Supplied records
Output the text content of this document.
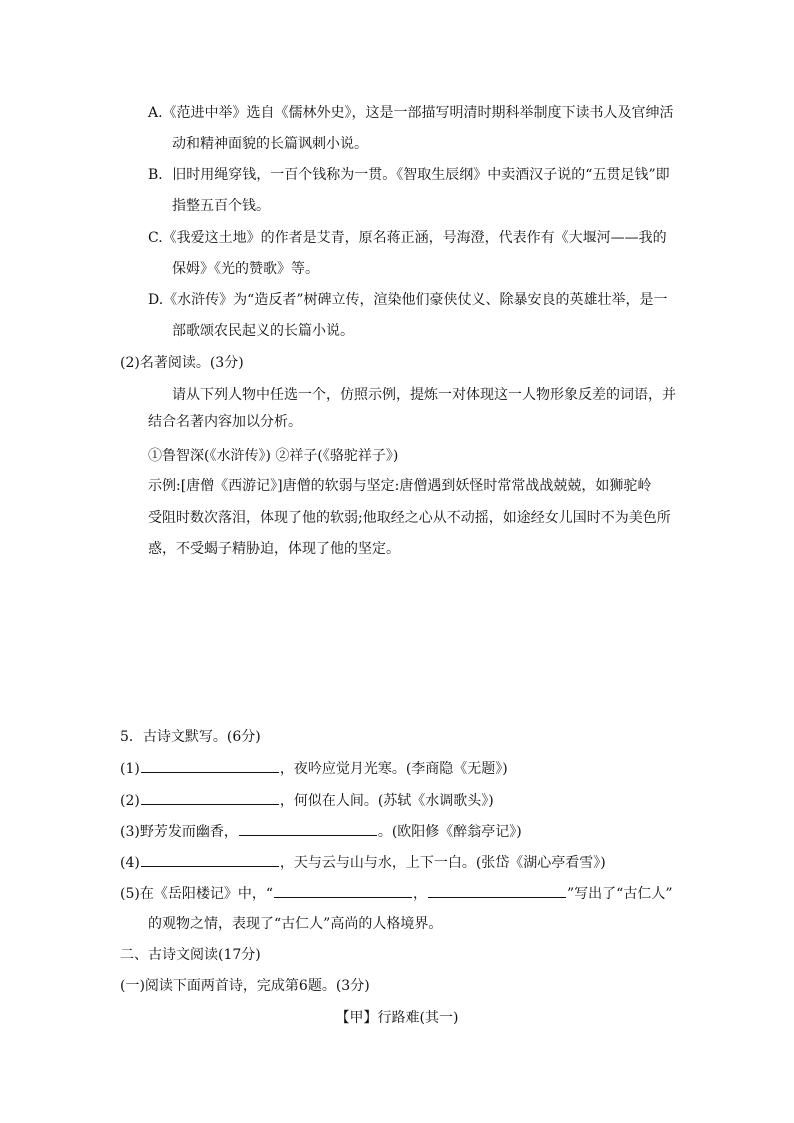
A.《范进中举》选自《儒林外史》，这是一部描写明清时期科举制度下读书人及官绅活
动和精神面貌的长篇讽刺小说。
B．旧时用绳穿钱，一百个钱称为一贯。《智取生辰纲》中卖酒汉子说的“五贯足钱”即
指整五百个钱。
C.《我爱这土地》的作者是艾青，原名蒋正涵，号海澄，代表作有《大堰河——我的
保姆》《光的赞歌》等。
D.《水浒传》为“造反者”树碑立传，渲染他们豪侠仗义、除暴安良的英雄壮举，是一
部歌颂农民起义的长篇小说。
(2)名著阅读。(3分)
请从下列人物中任选一个，仿照示例，提炼一对体现这一人物形象反差的词语，并
结合名著内容加以分析。
①鲁智深(《水浒传》) ②祥子(《骆驼祥子》)
示例:[唐僧《西游记》]唐僧的软弱与坚定:唐僧遇到妖怪时常常战战兢兢，如狮驼岭
受阻时数次落泪，体现了他的软弱;他取经之心从不动摇，如途经女儿国时不为美色所
惑，不受蝎子精胁迫，体现了他的坚定。
5．古诗文默写。(6分)
(1)	，夜吟应觉月光寒。(李商隐《无题》)
(2)	，何似在人间。(苏轼《水调歌头》)
(3)野芳发而幽香，	。(欧阳修《醉翁亭记》)
(4)	，天与云与山与水，上下一白。(张岱《湖心亭看雪》)
(5)在《岳阳楼记》中，“	，	”写出了“古仁人”
的观物之情，表现了“古仁人”高尚的人格境界。
二、古诗文阅读(17分)
(一)阅读下面两首诗，完成第6题。(3分)
【甲】行路难(其一)
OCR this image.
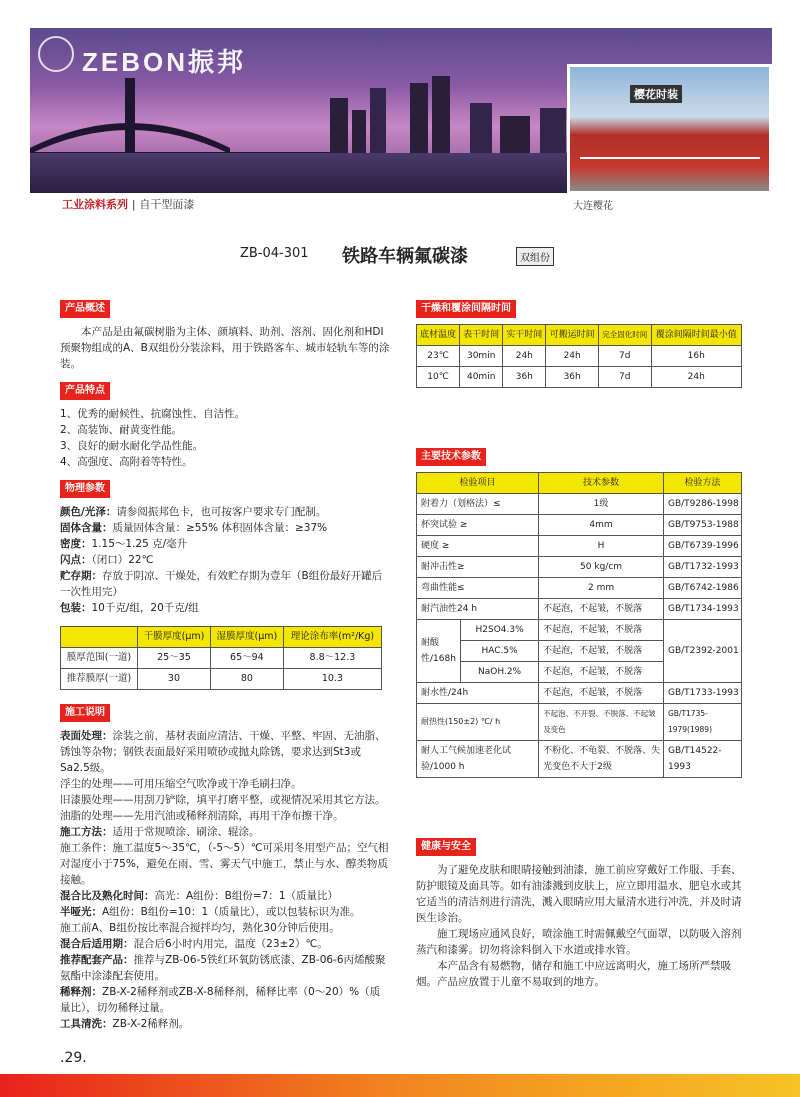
ZEBON振邦
樱花时装
大连樱花
工业涂料系列 | 自干型面漆
ZB-04-301 铁路车辆氟碳漆	双组份
产品概述

本产品是由氟碳树脂为主体、颜填料、助剂、溶剂、固化剂和HDI预聚物组成的A、B双组份分装涂料，用于铁路客车、城市轻轨车等的涂装。

产品特点

1、优秀的耐候性、抗腐蚀性、自洁性。

2、高装饰、耐黄变性能。

3、良好的耐水耐化学品性能。

4、高强度、高附着等特性。

物理参数

颜色/光泽：请参阅振邦色卡，也可按客户要求专门配制。

固体含量：质量固体含量：≥55% 体积固体含量：≥37%

密度：1.15～1.25 克/毫升

闪点：（闭口）22℃

贮存期：存放于阴凉、干燥处，有效贮存期为壹年（B组份最好开罐后一次性用完）

包装：10千克/组，20千克/组

	干膜厚度(μm)	湿膜厚度(μm)	理论涂布率(m²/Kg)
膜厚范围(一道)	25～35	65～94	8.8～12.3
推荐膜厚(一道)	30	80	10.3
施工说明

表面处理：涂装之前，基材表面应清洁、干燥、平整、牢固、无油脂、锈蚀等杂物；钢铁表面最好采用喷砂或抛丸除锈，要求达到St3或Sa2.5级。

浮尘的处理——可用压缩空气吹净或干净毛刷扫净。

旧漆膜处理——用刮刀铲除，填平打磨平整，或视情况采用其它方法。

油脂的处理——先用汽油或稀释剂清除，再用干净布擦干净。

施工方法：适用于常规喷涂、刷涂、辊涂。

施工条件：施工温度5～35℃，（-5～5）℃可采用冬用型产品；空气相对湿度小于75%，避免在雨、雪、雾天气中施工，禁止与水、醇类物质接触。

混合比及熟化时间：高光：A组份：B组份=7：1（质量比）

半哑光：A组份：B组份=10：1（质量比），或以包装标识为准。

施工前A、B组份按比率混合搅拌均匀，熟化30分钟后使用。

混合后适用期：混合后6小时内用完，温度（23±2）℃。

推荐配套产品：推荐与ZB-06-5铁红环氧防锈底漆、ZB-06-6丙烯酸聚氨酯中涂漆配套使用。

稀释剂：ZB-X-2稀释剂或ZB-X-8稀释剂，稀释比率（0～20）%（质量比），切勿稀释过量。

工具清洗：ZB-X-2稀释剂。

干燥和覆涂间隔时间
底材温度	表干时间	实干时间	可搬运时间	完全固化时间	覆涂间隔时间最小值
23℃	30min	24h	24h	7d	16h
10℃	40min	36h	36h	7d	24h
主要技术参数
检验项目		技术参数	检验方法
附着力（划格法）≤		1级	GB/T9286-1998
杯突试验 ≥		4mm	GB/T9753-1988
硬度 ≥		H	GB/T6739-1996
耐冲击性≥		50 kg/cm	GB/T1732-1993
弯曲性能≤		2 mm	GB/T6742-1986
耐汽油性24 h		不起泡，不起皱，不脱落	GB/T1734-1993
耐酸性/168h	H2SO4.3%	不起泡，不起皱，不脱落	GB/T2392-2001
	HAC.5%	不起泡，不起皱，不脱落	
	NaOH.2%	不起泡，不起皱，不脱落	
耐水性/24h		不起泡，不起皱，不脱落	GB/T1733-1993
耐热性(150±2) ℃/ h		不起泡、不开裂、不脱落、不起皱及变色	GB/T1735-1979(1989)
耐人工气候加速老化试验/1000 h		不粉化、不龟裂、不脱落、失光变色不大于2级	GB/T14522-1993
健康与安全

为了避免皮肤和眼睛接触到油漆，施工前应穿戴好工作服、手套、防护眼镜及面具等。如有油漆溅到皮肤上，应立即用温水、肥皂水或其它适当的清洁剂进行清洗，溅入眼睛应用大量清水进行冲洗，并及时请医生诊治。

施工现场应通风良好，喷涂施工时需佩戴空气面罩，以防吸入溶剂蒸汽和漆雾。切勿将涂料倒入下水道或排水管。

本产品含有易燃物，储存和施工中应远离明火，施工场所严禁吸烟。产品应放置于儿童不易取到的地方。

.29.
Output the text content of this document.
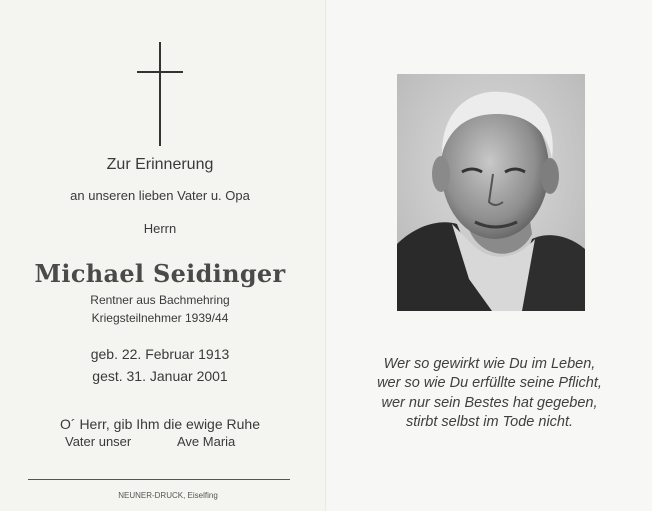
Zur Erinnerung
an unseren lieben Vater u. Opa
Herrn
Michael Seidinger
Rentner aus Bachmehring
Kriegsteilnehmer 1939/44
geb. 22. Februar 1913
gest. 31. Januar 2001
O´ Herr, gib Ihm die ewige Ruhe
Vater unser	Ave Maria
NEUNER-DRUCK, Eiselfing
Wer so gewirkt wie Du im Leben,
wer so wie Du erfüllte seine Pflicht,
wer nur sein Bestes hat gegeben,
stirbt selbst im Tode nicht.
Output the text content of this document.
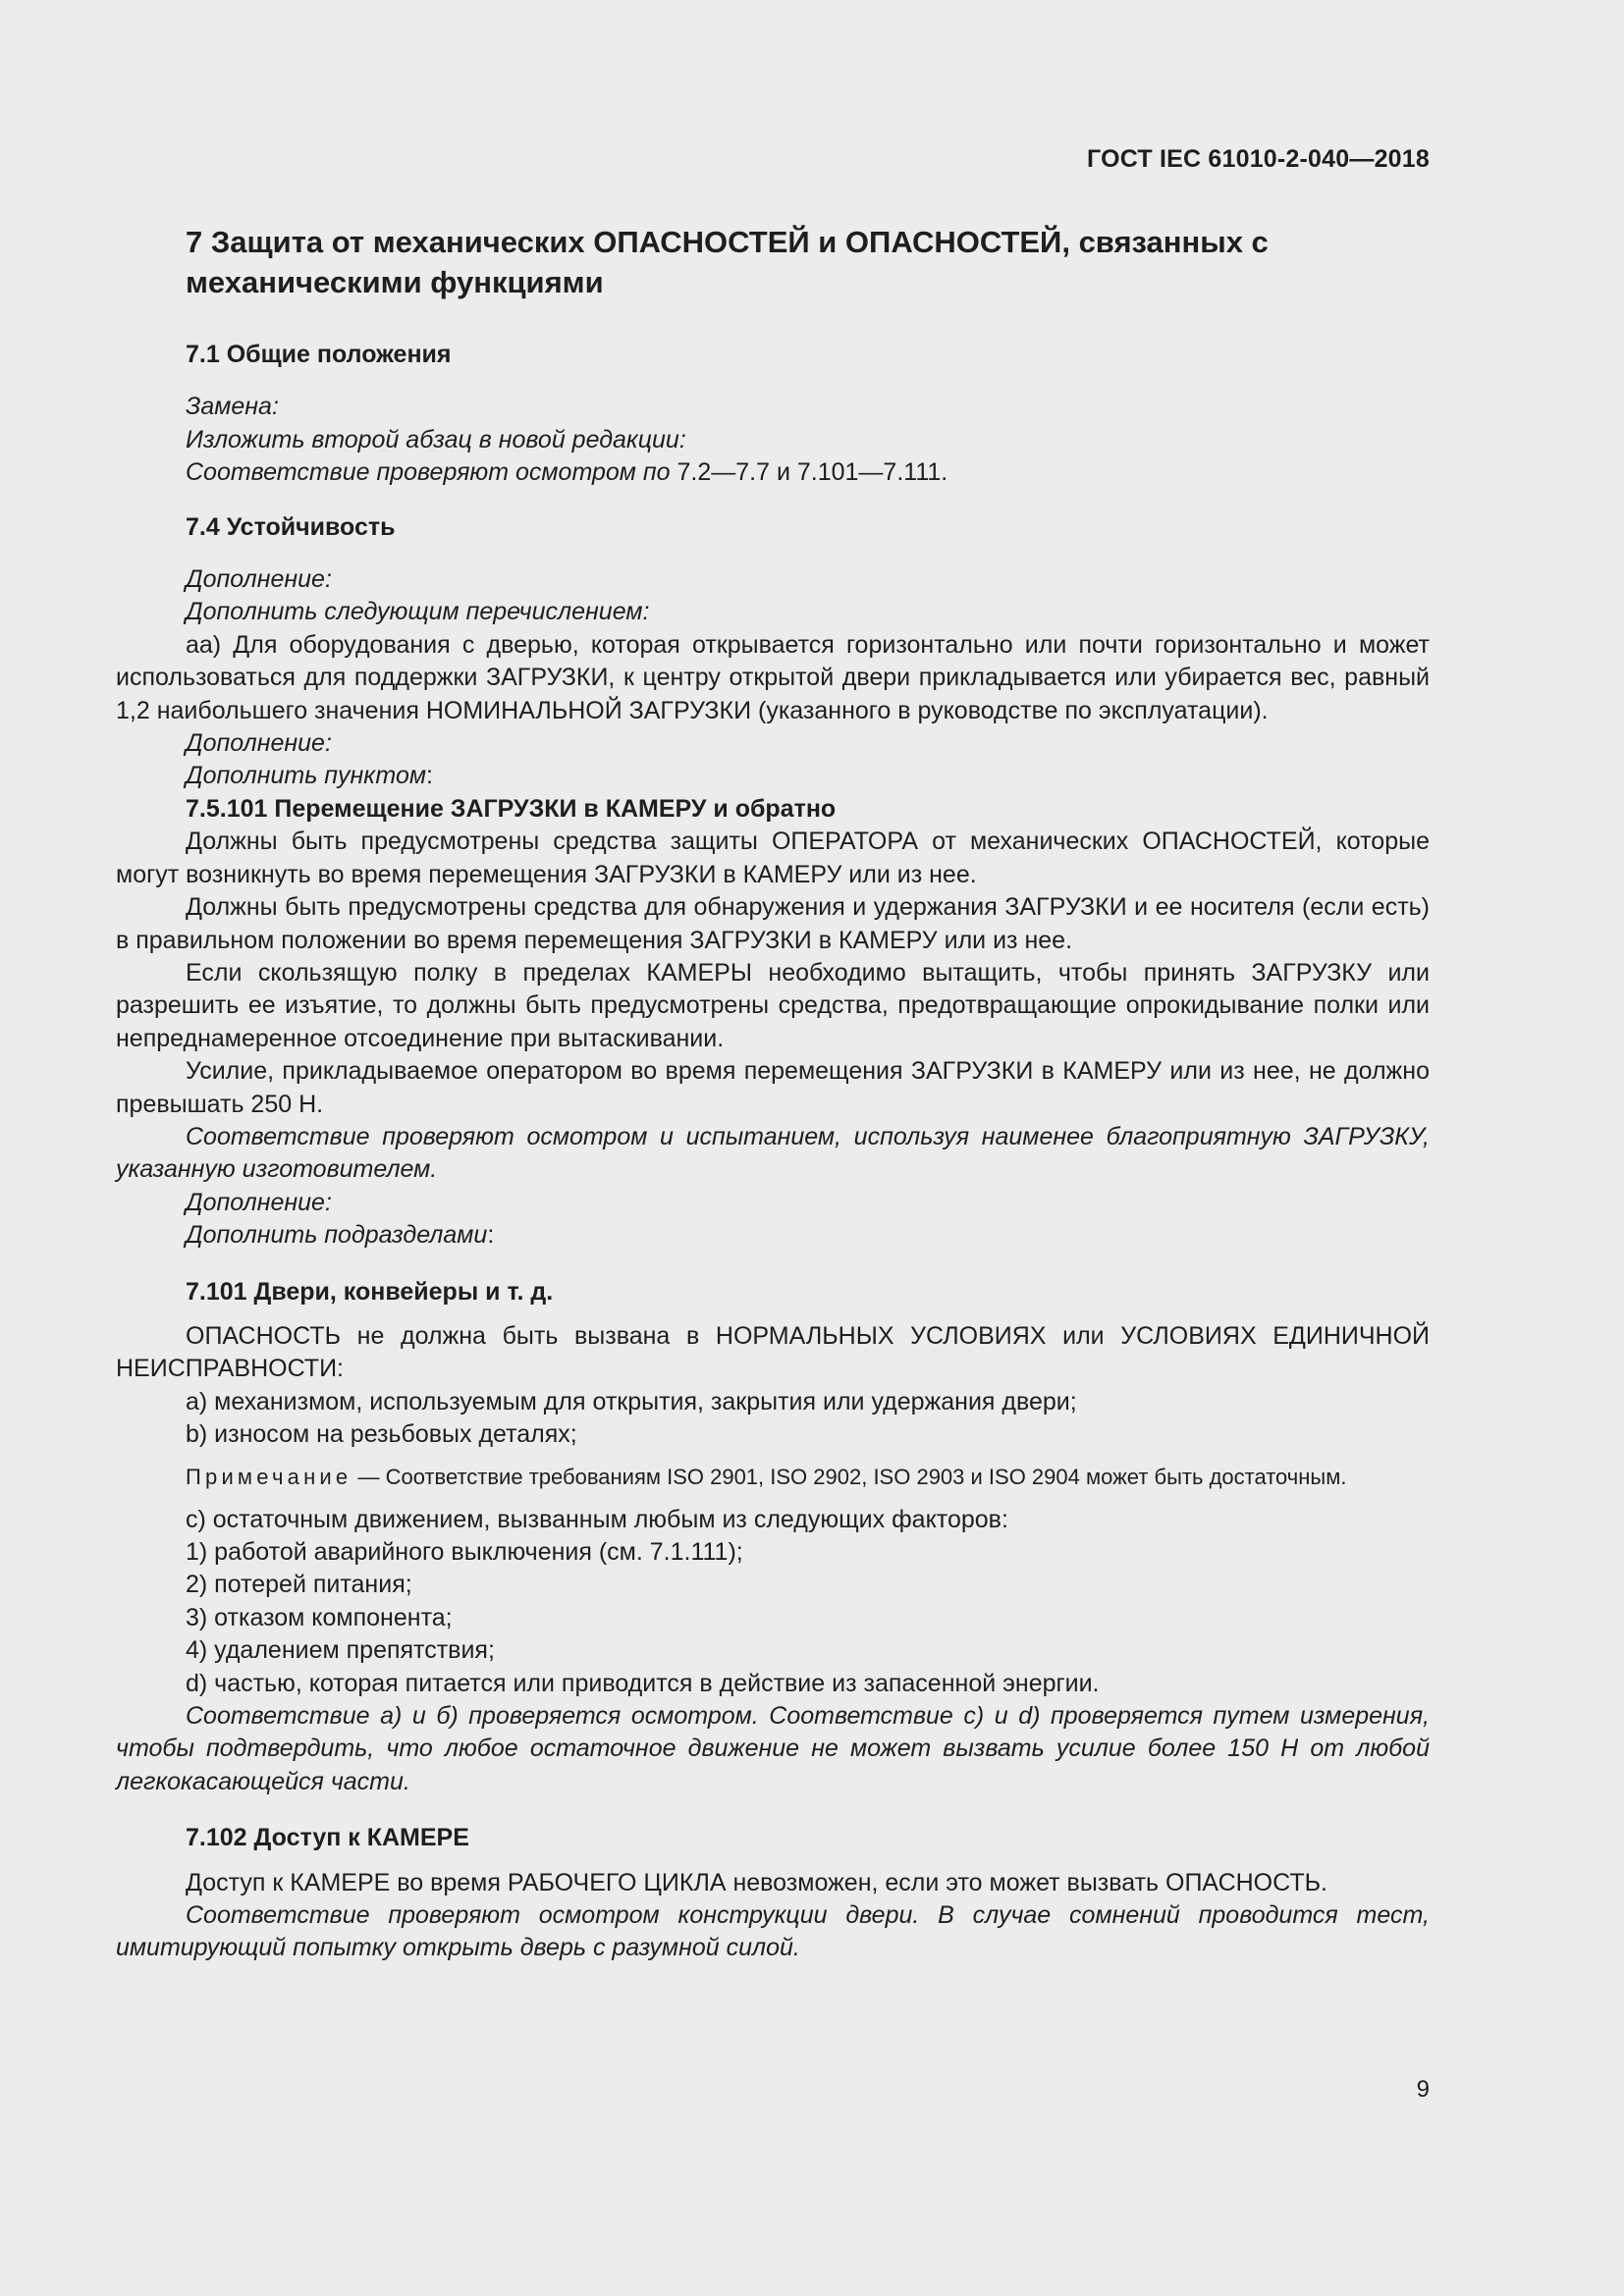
ГОСТ IEC 61010-2-040—2018

7 Защита от механических ОПАСНОСТЕЙ и ОПАСНОСТЕЙ, связанных с механическими функциями

7.1 Общие положения

Замена:

Изложить второй абзац в новой редакции:

Соответствие проверяют осмотром по 7.2—7.7 и 7.101—7.111.

7.4 Устойчивость

Дополнение:

Дополнить следующим перечислением:

аа) Для оборудования с дверью, которая открывается горизонтально или почти горизонтально и может использоваться для поддержки ЗАГРУЗКИ, к центру открытой двери прикладывается или убирается вес, равный 1,2 наибольшего значения НОМИНАЛЬНОЙ ЗАГРУЗКИ (указанного в руководстве по эксплуатации).

Дополнение:

Дополнить пунктом:

7.5.101 Перемещение ЗАГРУЗКИ в КАМЕРУ и обратно

Должны быть предусмотрены средства защиты ОПЕРАТОРА от механических ОПАСНОСТЕЙ, которые могут возникнуть во время перемещения ЗАГРУЗКИ в КАМЕРУ или из нее.

Должны быть предусмотрены средства для обнаружения и удержания ЗАГРУЗКИ и ее носителя (если есть) в правильном положении во время перемещения ЗАГРУЗКИ в КАМЕРУ или из нее.

Если скользящую полку в пределах КАМЕРЫ необходимо вытащить, чтобы принять ЗАГРУЗКУ или разрешить ее изъятие, то должны быть предусмотрены средства, предотвращающие опрокидывание полки или непреднамеренное отсоединение при вытаскивании.

Усилие, прикладываемое оператором во время перемещения ЗАГРУЗКИ в КАМЕРУ или из нее, не должно превышать 250 Н.

Соответствие проверяют осмотром и испытанием, используя наименее благоприятную ЗАГРУЗКУ, указанную изготовителем.

Дополнение:

Дополнить подразделами:

7.101 Двери, конвейеры и т. д.

ОПАСНОСТЬ не должна быть вызвана в НОРМАЛЬНЫХ УСЛОВИЯХ или УСЛОВИЯХ ЕДИНИЧНОЙ НЕИСПРАВНОСТИ:

a) механизмом, используемым для открытия, закрытия или удержания двери;

b) износом на резьбовых деталях;

Примечание — Соответствие требованиям ISO 2901, ISO 2902, ISO 2903 и ISO 2904 может быть достаточным.

c) остаточным движением, вызванным любым из следующих факторов:

1) работой аварийного выключения (см. 7.1.111);

2) потерей питания;

3) отказом компонента;

4) удалением препятствия;

d) частью, которая питается или приводится в действие из запасенной энергии.

Соответствие a) и б) проверяется осмотром. Соответствие c) и d) проверяется путем измерения, чтобы подтвердить, что любое остаточное движение не может вызвать усилие более 150 Н от любой легкокасающейся части.

7.102 Доступ к КАМЕРЕ

Доступ к КАМЕРЕ во время РАБОЧЕГО ЦИКЛА невозможен, если это может вызвать ОПАСНОСТЬ.

Соответствие проверяют осмотром конструкции двери. В случае сомнений проводится тест, имитирующий попытку открыть дверь с разумной силой.

9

What this task involves
Gather every line from the entries above where the word "ОПАСНОСТЬ" appears, and copy them.

Complete answer
ОПАСНОСТЬ не должна быть вызвана в НОРМАЛЬНЫХ УСЛОВИЯХ или УСЛОВИЯХ ЕДИНИЧНОЙ НЕИСПРАВНОСТИ:
Доступ к КАМЕРЕ во время РАБОЧЕГО ЦИКЛА невозможен, если это может вызвать ОПАСНОСТЬ.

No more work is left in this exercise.